WORK TO DO | Reproduce every entry that follows word for word, but omit the images.

[Entries taken from a collection]
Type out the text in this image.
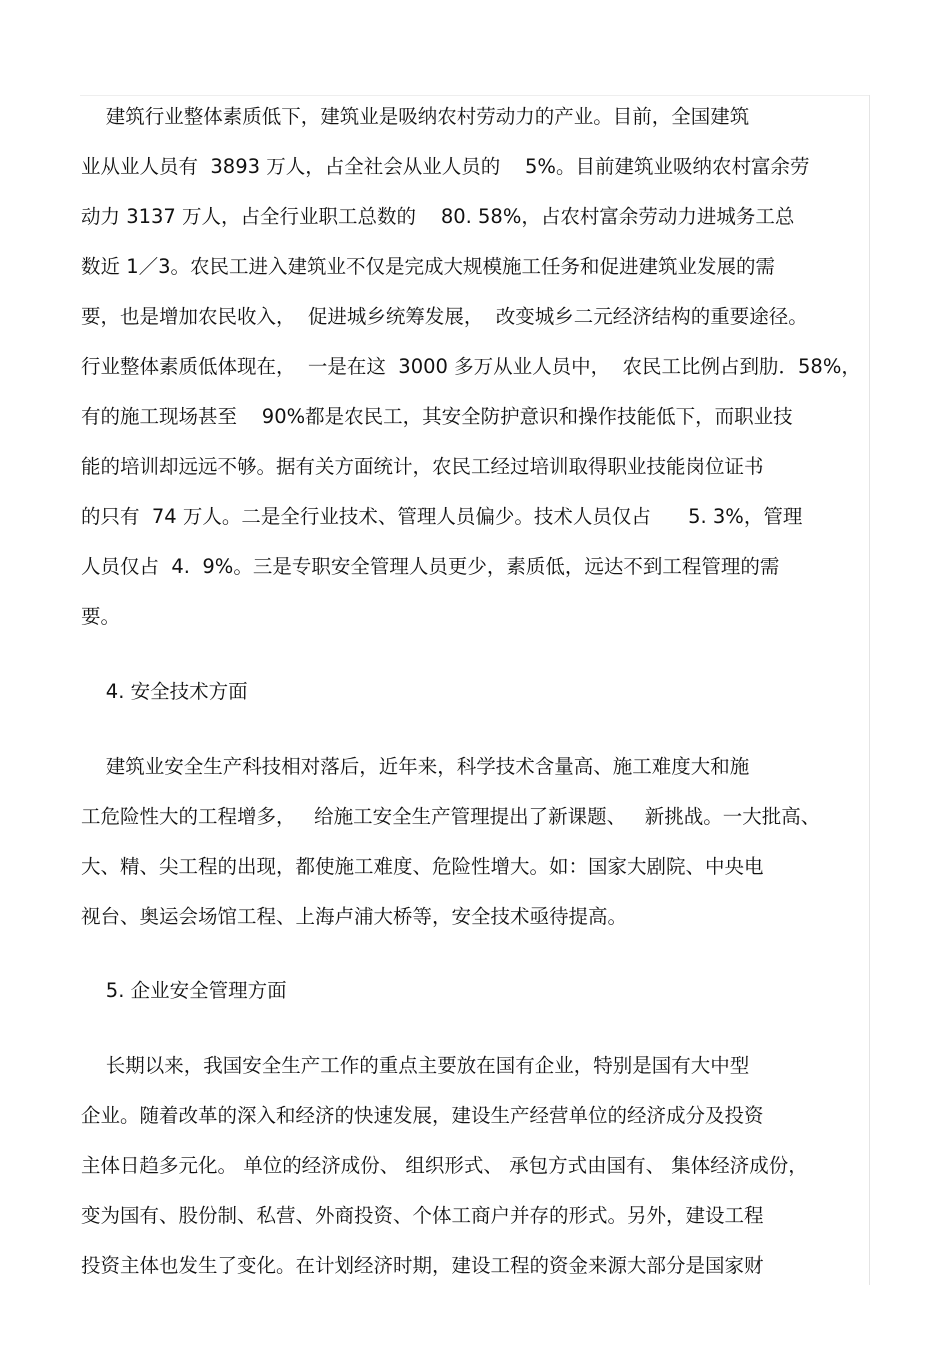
建筑行业整体素质低下，建筑业是吸纳农村劳动力的产业。目前，全国建筑
业从业人员有  3893 万人，占全社会从业人员的    5%。目前建筑业吸纳农村富余劳
动力 3137 万人，占全行业职工总数的    80. 58%，占农村富余劳动力进城务工总
数近 1／3。农民工进入建筑业不仅是完成大规模施工任务和促进建筑业发展的需
要，也是增加农民收入，  促进城乡统筹发展，  改变城乡二元经济结构的重要途径。
行业整体素质低体现在，  一是在这  3000 多万从业人员中，  农民工比例占到肋．58%，
有的施工现场甚至    90%都是农民工，其安全防护意识和操作技能低下，而职业技
能的培训却远远不够。据有关方面统计，农民工经过培训取得职业技能岗位证书
的只有  74 万人。二是全行业技术、管理人员偏少。技术人员仅占      5. 3%，管理
人员仅占  4.  9%。三是专职安全管理人员更少，素质低，远达不到工程管理的需
要。
4. 安全技术方面
建筑业安全生产科技相对落后，近年来，科学技术含量高、施工难度大和施
工危险性大的工程增多，   给施工安全生产管理提出了新课题、   新挑战。一大批高、
大、精、尖工程的出现，都使施工难度、危险性增大。如：国家大剧院、中央电
视台、奥运会场馆工程、上海卢浦大桥等，安全技术亟待提高。
5. 企业安全管理方面
长期以来，我国安全生产工作的重点主要放在国有企业，特别是国有大中型
企业。随着改革的深入和经济的快速发展，建设生产经营单位的经济成分及投资
主体日趋多元化。 单位的经济成份、 组织形式、 承包方式由国有、 集体经济成份，
变为国有、股份制、私营、外商投资、个体工商户并存的形式。另外，建设工程
投资主体也发生了变化。在计划经济时期，建设工程的资金来源大部分是国家财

CORRECT RESPONSE |
Type out the text in this image.
建筑行业整体素质低下，建筑业是吸纳农村劳动力的产业。目前，全国建筑
业从业人员有  3893 万人，占全社会从业人员的    5%。目前建筑业吸纳农村富余劳
动力 3137 万人，占全行业职工总数的    80. 58%，占农村富余劳动力进城务工总
数近 1／3。农民工进入建筑业不仅是完成大规模施工任务和促进建筑业发展的需
要，也是增加农民收入，  促进城乡统筹发展，  改变城乡二元经济结构的重要途径。
行业整体素质低体现在，  一是在这  3000 多万从业人员中，  农民工比例占到肋．58%，
有的施工现场甚至    90%都是农民工，其安全防护意识和操作技能低下，而职业技
能的培训却远远不够。据有关方面统计，农民工经过培训取得职业技能岗位证书
的只有  74 万人。二是全行业技术、管理人员偏少。技术人员仅占      5. 3%，管理
人员仅占  4.  9%。三是专职安全管理人员更少，素质低，远达不到工程管理的需
要。
4. 安全技术方面
建筑业安全生产科技相对落后，近年来，科学技术含量高、施工难度大和施
工危险性大的工程增多，   给施工安全生产管理提出了新课题、   新挑战。一大批高、
大、精、尖工程的出现，都使施工难度、危险性增大。如：国家大剧院、中央电
视台、奥运会场馆工程、上海卢浦大桥等，安全技术亟待提高。
5. 企业安全管理方面
长期以来，我国安全生产工作的重点主要放在国有企业，特别是国有大中型
企业。随着改革的深入和经济的快速发展，建设生产经营单位的经济成分及投资
主体日趋多元化。 单位的经济成份、 组织形式、 承包方式由国有、 集体经济成份，
变为国有、股份制、私营、外商投资、个体工商户并存的形式。另外，建设工程
投资主体也发生了变化。在计划经济时期，建设工程的资金来源大部分是国家财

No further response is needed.